» **SHORT PROBLEM**
Per the Schedule 13D excerpt, which bodies approved the Redemption Agreement?

» **SOURCE EXTRACT**
Item 1. | Security and Issuer |
No changes to this Item.
Item 2. | Identity and Background |
Item 2 of the Schedule 13D is hereby supplemented as follows:
The information required by subparagraphs (a), (b), (c) and (f) of this Item with respect to the directors and executive officers of the Reporting Persons is set forth on Schedule I attached hereto and is incorporated herein by reference.
Item 3. | Source and Amount of Funds or Other Consideration |
Item 3 of the Schedule 13D is hereby amended and supplemented as follows:
The information provided or incorporated by reference in Item 4 below is hereby incorporated by reference into this Item 3:
Item 4. | Purpose of the Transaction |
Item 4 of the Schedule 13D is hereby amended and supplemented as follows:
The information previously provided in response to Item 4 is hereby amended and supplemented by adding the following:
On July 31, 2020, Western Refining Southwest, Inc. (“WRSW”), an Arizona corporation and indirect wholly owned subsidiary of MPC, and the Issuer entered into a Redemption Agreement (the “Redemption
Agreement”) pursuant to which the Issuer, following a series of intercompany transactions, transferred all of the outstanding membership interests in Western Refining Wholesale, LLC, a Delaware limited liability company (“WRW”), to WRSW in exchange for the redemption and cancellation of MPLX Common Units held by WRSW. The transaction effects the transfer to MPC of the wholesale fuels distribution business that the Issuer acquired as a result of its acquisition of Andeavor Logistics LP. The Redemption Agreement was approved by the conflicts committee and the board of directors of the Issuer’s general partner. The conflicts committee, which is composed of independent members of the board of directors of the Issuer’s general partner, retained independent legal and financial advisors to assist it in evaluating and negotiating the transaction.

» **LISTED RECORDS**

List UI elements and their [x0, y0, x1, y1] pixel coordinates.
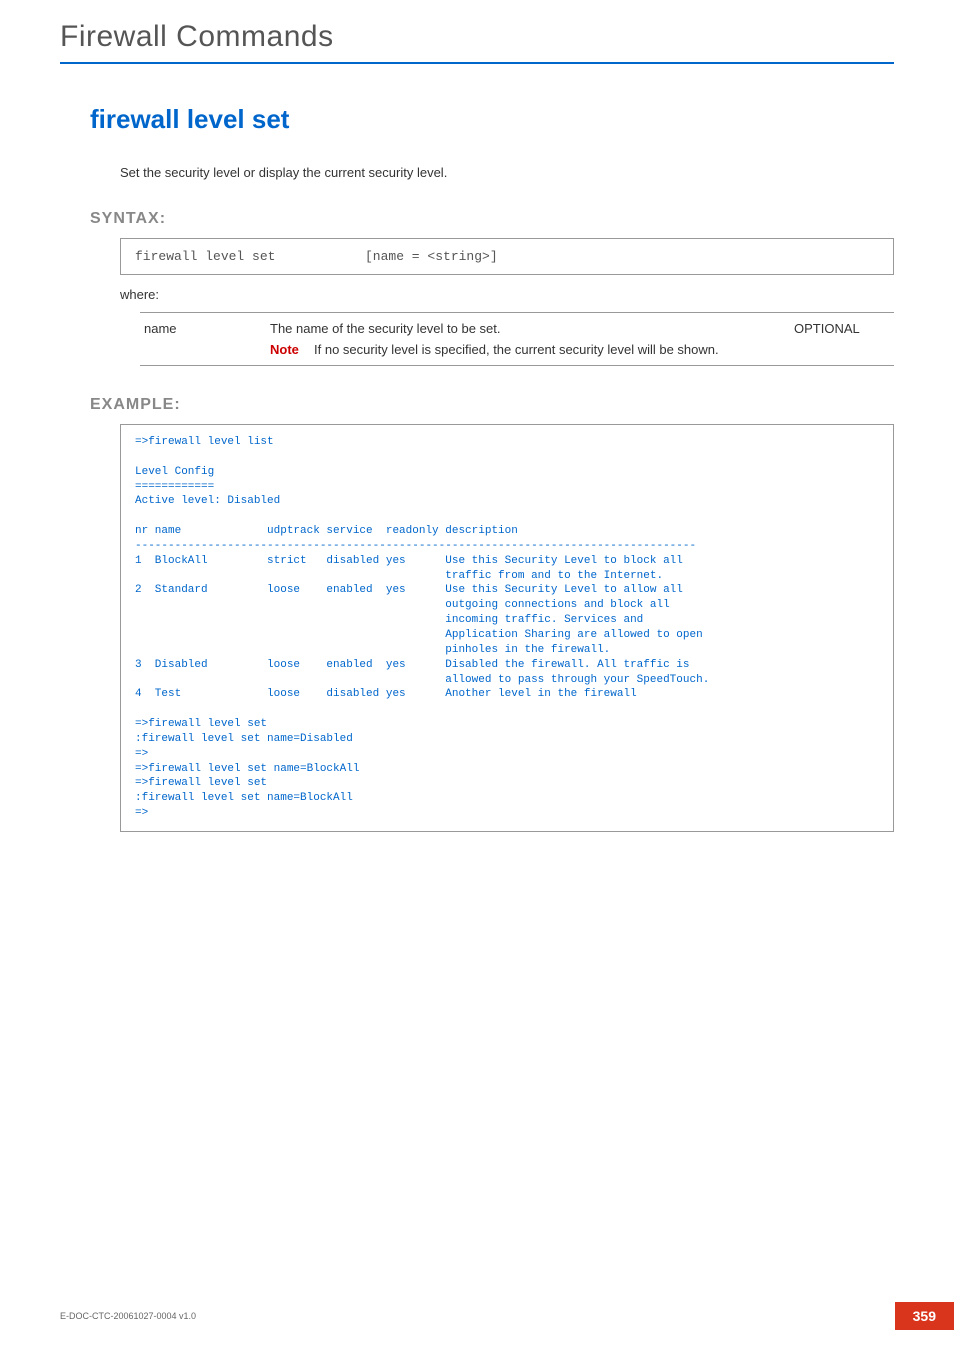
syntax-args: [name = <string>]: [365, 249, 498, 264]
syntax-cmd: firewall level set: [135, 249, 365, 264]
chapter-rule: [60, 62, 894, 64]
note-text: If no security level is specified, the c…: [314, 342, 794, 357]
example-box: =>firewall level list Level Config =====…: [120, 424, 894, 832]
footer: E-DOC-CTC-20061027-0004 v1.0 359: [60, 1302, 954, 1330]
table-row: name The name of the security level to b…: [140, 312, 894, 366]
param-desc: The name of the security level to be set…: [270, 321, 794, 357]
params-table: name The name of the security level to b…: [140, 312, 894, 366]
param-note: Note If no security level is specified, …: [270, 342, 794, 357]
chapter-title: Firewall Commands: [60, 20, 894, 54]
syntax-label: SYNTAX:: [90, 210, 894, 228]
command-description: Set the security level or display the cu…: [120, 165, 894, 180]
note-label: Note: [270, 342, 314, 357]
page-number: 359: [895, 1302, 954, 1330]
param-desc-text: The name of the security level to be set…: [270, 321, 501, 336]
param-optional: OPTIONAL: [794, 321, 894, 357]
command-title: firewall level set: [90, 104, 894, 135]
doc-id: E-DOC-CTC-20061027-0004 v1.0: [60, 1311, 196, 1321]
where-label: where:: [120, 287, 894, 302]
example-label: EXAMPLE:: [90, 396, 894, 414]
param-name: name: [140, 321, 270, 357]
syntax-box: firewall level set [name = <string>]: [120, 238, 894, 275]
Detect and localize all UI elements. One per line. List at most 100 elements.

» **SOLUTION**
The conflicts committee and the board of directors of the Issuer's general partner.